### Blocco di testo

FASE 2, IL VIDEO-MESSAGGIO
DEL SINDACO DI LECCO BRIVIO.
“NON È UN LIBERI TUTTI,
SENTIERI CHIUSI PERCHÉ..”

LECCO – Con un video-messaggio il primo cittadino Virginio Brivio annuncia cosa cambia a Lecco dal 4 maggio (qui l’articolo dedicato alla Fase 2), e spiega il motivo per cui si è deciso di mantenere chiusi i sentieri di montagna.

“La Fase 2 dà un segnale importante – spiega il primo cittadino -, migliaia di persone potranno uscire da casa ma non sarà un liberi tutti e servirà sempre avere una motivazione valida per spostarsi. Queste misure sono possibili perché in città il dato dei 350 positivi al Coronavirus sta avendo un incremento modesto, e le persone in 40ena, 600 dall’inizio dell’emergenza, sono stabili a 200. Si sta contraendo infine il numero di decessi”.

### Voci del dataset
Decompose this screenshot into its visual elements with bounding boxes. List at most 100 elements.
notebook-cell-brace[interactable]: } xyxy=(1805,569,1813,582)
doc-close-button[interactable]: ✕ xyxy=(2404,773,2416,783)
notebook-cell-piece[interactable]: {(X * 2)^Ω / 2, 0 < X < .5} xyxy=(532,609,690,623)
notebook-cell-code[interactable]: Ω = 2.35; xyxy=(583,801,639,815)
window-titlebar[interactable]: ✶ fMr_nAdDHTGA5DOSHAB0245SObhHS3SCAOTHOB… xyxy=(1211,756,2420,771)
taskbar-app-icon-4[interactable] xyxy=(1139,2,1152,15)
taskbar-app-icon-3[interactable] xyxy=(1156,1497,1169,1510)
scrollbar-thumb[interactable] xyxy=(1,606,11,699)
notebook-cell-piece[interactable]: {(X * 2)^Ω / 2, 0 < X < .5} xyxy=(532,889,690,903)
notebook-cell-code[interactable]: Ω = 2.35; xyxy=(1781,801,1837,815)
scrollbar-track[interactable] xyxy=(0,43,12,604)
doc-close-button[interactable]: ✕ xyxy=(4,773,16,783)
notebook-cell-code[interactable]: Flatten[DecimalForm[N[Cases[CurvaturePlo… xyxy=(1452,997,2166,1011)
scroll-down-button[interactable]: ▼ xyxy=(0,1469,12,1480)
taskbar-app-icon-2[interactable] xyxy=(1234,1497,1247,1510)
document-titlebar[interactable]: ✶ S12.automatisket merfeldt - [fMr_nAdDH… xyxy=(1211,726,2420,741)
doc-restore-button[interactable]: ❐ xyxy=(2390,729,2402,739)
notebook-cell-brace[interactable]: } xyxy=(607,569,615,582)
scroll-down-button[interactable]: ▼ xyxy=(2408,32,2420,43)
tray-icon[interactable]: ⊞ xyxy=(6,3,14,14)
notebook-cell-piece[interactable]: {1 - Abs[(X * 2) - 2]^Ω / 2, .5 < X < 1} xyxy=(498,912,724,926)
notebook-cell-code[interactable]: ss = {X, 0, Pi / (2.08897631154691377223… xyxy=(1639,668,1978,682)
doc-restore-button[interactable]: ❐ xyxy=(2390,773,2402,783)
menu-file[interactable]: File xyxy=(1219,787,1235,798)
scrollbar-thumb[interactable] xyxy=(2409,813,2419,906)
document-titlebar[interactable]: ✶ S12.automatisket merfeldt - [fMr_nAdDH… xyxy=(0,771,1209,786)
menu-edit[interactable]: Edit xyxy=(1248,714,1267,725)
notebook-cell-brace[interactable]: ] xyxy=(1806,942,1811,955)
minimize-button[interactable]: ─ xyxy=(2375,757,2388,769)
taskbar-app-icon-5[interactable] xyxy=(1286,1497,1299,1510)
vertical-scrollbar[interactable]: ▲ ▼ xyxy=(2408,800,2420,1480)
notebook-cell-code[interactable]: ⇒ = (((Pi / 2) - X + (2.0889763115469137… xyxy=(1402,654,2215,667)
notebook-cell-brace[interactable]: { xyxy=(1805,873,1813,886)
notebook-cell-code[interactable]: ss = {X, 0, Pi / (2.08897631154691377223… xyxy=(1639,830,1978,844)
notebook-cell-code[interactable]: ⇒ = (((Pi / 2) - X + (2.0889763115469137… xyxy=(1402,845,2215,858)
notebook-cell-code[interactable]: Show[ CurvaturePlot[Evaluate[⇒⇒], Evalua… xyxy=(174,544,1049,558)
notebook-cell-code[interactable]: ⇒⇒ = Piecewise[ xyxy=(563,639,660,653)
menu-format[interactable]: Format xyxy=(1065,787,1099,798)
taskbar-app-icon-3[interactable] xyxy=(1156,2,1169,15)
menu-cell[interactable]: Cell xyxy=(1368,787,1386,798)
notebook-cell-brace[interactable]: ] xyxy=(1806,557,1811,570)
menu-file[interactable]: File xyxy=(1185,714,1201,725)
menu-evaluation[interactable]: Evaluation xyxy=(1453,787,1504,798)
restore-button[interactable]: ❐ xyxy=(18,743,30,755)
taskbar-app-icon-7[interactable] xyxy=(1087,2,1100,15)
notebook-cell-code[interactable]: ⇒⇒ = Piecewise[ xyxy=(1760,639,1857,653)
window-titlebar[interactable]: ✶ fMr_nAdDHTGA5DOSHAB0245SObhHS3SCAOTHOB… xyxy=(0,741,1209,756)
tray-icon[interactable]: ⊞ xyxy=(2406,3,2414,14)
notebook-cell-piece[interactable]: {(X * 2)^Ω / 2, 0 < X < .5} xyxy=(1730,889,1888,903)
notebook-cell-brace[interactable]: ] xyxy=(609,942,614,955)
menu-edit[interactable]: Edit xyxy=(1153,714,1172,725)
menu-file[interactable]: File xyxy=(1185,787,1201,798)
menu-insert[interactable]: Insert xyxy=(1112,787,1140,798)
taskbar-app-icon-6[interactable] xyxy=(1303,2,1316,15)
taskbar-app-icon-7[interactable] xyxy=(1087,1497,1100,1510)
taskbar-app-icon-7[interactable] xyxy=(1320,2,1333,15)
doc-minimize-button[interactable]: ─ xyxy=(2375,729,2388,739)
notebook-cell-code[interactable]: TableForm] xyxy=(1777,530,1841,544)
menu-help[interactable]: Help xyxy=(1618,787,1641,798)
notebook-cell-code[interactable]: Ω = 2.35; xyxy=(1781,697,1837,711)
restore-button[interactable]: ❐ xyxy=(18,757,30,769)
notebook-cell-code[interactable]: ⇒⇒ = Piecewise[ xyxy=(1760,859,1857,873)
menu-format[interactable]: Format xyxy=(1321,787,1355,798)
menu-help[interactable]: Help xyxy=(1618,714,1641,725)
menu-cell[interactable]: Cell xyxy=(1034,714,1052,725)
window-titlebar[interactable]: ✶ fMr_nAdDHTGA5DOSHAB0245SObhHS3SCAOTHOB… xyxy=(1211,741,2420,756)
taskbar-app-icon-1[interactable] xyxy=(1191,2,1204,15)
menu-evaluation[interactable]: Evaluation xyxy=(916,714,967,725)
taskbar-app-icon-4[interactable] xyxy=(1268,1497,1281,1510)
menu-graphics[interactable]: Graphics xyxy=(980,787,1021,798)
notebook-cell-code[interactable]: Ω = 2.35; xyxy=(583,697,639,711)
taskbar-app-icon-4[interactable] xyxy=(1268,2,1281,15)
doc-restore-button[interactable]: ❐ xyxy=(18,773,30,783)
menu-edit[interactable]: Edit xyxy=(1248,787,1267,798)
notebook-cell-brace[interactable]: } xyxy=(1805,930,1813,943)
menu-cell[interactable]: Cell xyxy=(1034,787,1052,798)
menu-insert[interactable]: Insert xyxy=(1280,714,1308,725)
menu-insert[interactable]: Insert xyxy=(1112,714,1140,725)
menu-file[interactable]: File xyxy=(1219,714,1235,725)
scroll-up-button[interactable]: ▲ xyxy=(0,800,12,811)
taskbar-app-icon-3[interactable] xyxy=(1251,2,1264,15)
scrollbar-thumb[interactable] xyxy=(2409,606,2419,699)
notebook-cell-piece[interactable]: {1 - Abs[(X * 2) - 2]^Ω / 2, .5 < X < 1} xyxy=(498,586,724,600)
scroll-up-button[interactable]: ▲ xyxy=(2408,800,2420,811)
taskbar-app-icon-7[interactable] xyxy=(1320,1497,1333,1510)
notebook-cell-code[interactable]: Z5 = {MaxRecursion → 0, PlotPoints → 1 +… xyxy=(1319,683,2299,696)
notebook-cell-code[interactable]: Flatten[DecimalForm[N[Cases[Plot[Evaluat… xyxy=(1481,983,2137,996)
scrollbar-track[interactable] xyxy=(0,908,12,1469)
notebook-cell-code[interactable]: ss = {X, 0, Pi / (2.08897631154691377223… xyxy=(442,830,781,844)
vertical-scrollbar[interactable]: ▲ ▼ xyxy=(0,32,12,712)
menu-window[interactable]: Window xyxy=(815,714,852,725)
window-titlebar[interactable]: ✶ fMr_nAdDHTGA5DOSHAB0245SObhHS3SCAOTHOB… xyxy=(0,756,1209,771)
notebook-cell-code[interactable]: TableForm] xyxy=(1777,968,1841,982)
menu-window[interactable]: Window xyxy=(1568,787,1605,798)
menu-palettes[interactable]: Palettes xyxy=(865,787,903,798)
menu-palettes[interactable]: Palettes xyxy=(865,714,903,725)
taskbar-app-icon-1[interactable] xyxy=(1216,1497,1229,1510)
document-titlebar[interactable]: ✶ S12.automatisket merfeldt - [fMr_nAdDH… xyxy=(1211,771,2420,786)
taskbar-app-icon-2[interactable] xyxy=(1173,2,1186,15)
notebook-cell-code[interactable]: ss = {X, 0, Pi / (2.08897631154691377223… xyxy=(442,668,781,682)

### Consegne dell'esercizio
**a)** Nel testo sulla Fase 2 a Lecco, quali numeri di persone riporta il sindaco nella sua dichiarazione? Indicali tutti, ciascuno con ciò a cui si riferisce.
**b)** Prosegui il testo sulla Fase 2 a Lecco partendo dal punto in cui si interrompe.
I record sono materiale separato, indipendente dal testo.

### Risposte per punto
**a)**
350: i positivi al Coronavirus in città
600: le persone in quarantena dall'inizio dell'emergenza
200: le persone attualmente in quarantena, stabili

**b)**
Brivio motiva poi la scelta di non aver aperto la ciclabile alle Caviate “perché i quattro metri di sedime non permettono di ottemperare alle esigenze di distanziamento fisico” e soprattutto pone fine alle polemiche sorte in merito al prolungato divieto di passeggiare lungo i sentieri montani: “Nel Cpdm non c’è chiarezza sulle possibilità di limitare l’accesso ai sentieri ai soli residenti, e l’arrivo di tanti appassionati da fuori potrebbe non essere gestibile, inoltre dopo due mesi di chiusura serve prima intervenire con un’opera di manutenzione straordinaria. Infine dobbiamo capire se oltre ai sentieri sarebbe possible aprire le falesie e le ferrate, e non vogliamo generare confusione”.

Brivio chiede quindi ulteriori 15 giorni di sacrificio, tempo che sarà impiegato anche per coordinarsi con rifugisti e soccorso alpino in modo che alla ripartenza possa esser dedicata particolare attenzione a tutte le persone che vorranno andare in montagna, compresi i meno esperti.